*WHAT TO PRODUCE*. Pick out the lines below that contain the string "Beobachtungen" and copy them all.

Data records
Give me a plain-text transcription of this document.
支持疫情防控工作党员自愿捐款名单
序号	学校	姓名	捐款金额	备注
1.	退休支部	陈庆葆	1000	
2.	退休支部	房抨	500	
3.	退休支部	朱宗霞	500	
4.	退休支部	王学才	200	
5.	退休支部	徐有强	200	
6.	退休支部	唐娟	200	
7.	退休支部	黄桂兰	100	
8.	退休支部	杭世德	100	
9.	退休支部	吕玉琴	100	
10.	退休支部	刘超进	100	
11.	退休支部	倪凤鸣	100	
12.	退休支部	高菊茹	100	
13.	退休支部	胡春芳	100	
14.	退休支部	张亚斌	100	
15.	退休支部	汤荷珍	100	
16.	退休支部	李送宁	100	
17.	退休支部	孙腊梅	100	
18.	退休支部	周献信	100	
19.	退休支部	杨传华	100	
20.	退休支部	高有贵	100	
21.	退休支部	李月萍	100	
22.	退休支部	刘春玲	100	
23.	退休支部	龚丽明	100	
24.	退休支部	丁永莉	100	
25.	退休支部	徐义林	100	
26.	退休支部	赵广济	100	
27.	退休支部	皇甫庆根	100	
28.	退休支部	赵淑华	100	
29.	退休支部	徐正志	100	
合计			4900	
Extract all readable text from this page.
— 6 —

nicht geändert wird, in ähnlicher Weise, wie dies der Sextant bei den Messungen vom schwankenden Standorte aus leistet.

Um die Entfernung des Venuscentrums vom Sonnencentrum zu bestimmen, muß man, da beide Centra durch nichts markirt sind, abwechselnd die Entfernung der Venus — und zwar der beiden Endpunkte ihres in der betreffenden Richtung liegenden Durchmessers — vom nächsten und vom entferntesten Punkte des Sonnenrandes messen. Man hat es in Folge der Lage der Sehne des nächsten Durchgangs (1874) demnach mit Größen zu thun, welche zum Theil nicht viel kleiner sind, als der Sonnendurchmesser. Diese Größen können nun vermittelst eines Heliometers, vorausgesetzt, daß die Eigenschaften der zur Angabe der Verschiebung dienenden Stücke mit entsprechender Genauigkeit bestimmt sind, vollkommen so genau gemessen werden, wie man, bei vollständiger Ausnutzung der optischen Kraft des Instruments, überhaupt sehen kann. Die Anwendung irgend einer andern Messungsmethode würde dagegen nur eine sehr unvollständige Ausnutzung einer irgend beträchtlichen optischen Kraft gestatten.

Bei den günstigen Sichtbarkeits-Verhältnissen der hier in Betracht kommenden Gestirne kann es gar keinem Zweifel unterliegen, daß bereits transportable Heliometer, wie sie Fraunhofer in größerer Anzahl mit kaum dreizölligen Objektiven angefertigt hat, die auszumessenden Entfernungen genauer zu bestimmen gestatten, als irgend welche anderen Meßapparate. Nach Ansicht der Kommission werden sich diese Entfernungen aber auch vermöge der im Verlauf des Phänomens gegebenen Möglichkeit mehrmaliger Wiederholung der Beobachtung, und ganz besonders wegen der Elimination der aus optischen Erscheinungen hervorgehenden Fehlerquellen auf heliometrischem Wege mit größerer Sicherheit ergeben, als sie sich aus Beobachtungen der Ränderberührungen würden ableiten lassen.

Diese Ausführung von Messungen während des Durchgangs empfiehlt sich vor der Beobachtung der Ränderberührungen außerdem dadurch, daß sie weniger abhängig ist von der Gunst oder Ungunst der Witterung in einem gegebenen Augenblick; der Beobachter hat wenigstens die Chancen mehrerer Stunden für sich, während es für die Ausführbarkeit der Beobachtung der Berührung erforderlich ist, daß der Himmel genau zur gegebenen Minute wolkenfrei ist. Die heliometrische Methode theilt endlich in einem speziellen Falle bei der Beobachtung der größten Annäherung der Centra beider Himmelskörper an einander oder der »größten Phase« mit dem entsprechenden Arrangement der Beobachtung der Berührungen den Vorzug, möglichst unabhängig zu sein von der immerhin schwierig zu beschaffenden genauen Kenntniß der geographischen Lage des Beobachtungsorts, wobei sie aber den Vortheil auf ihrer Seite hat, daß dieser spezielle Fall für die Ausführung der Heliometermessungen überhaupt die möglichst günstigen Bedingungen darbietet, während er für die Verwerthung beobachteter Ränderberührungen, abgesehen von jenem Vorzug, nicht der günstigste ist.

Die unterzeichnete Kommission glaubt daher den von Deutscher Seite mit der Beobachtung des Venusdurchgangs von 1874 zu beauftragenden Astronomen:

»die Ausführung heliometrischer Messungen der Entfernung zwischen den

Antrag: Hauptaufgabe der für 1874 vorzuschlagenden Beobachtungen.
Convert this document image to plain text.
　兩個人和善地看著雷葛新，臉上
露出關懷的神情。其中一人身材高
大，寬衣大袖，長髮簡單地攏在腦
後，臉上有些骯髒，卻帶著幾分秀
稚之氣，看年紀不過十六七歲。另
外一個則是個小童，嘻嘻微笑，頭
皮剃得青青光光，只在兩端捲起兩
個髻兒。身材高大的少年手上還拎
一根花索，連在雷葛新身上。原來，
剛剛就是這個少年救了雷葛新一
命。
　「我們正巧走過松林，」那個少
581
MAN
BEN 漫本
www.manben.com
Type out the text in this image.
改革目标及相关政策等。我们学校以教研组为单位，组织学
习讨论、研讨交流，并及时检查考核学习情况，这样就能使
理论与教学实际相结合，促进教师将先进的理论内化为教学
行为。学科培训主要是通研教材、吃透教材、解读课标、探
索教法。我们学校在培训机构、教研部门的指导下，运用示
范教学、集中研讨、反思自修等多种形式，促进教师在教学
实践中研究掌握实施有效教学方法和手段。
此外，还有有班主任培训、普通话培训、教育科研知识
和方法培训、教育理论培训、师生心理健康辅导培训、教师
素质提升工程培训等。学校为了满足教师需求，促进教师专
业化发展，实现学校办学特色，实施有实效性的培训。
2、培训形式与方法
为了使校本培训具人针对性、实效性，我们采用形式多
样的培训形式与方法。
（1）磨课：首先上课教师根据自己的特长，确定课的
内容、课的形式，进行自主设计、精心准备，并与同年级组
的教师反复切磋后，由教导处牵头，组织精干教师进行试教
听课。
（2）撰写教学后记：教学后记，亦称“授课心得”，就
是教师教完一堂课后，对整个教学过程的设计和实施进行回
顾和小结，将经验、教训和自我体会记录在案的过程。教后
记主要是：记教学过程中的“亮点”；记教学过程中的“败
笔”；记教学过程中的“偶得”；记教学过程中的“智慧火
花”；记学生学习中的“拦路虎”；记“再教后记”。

*OUTPUT FOR THIS EXERCISE*.
Bei den günstigen Sichtbarkeits-Verhältnissen der hier in Betracht kommenden Gestirne kann es gar keinem Zweifel unterliegen, daß bereits transportable Heliometer, wie sie Fraunhofer in größerer Anzahl mit kaum dreizölligen Objektiven angefertigt hat, die auszumessenden Entfernungen genauer zu bestimmen gestatten, als irgend welche anderen Meßapparate. Nach Ansicht der Kommission werden sich diese Entfernungen aber auch vermöge der im Verlauf des Phänomens gegebenen Möglichkeit mehrmaliger Wiederholung der Beobachtung, und ganz besonders wegen der Elimination der aus optischen Erscheinungen hervorgehenden Fehlerquellen auf heliometrischem Wege mit größerer Sicherheit ergeben, als sie sich aus Beobachtungen der Ränderberührungen würden ableiten lassen.
Antrag: Hauptaufgabe der für 1874 vorzuschlagenden Beobachtungen.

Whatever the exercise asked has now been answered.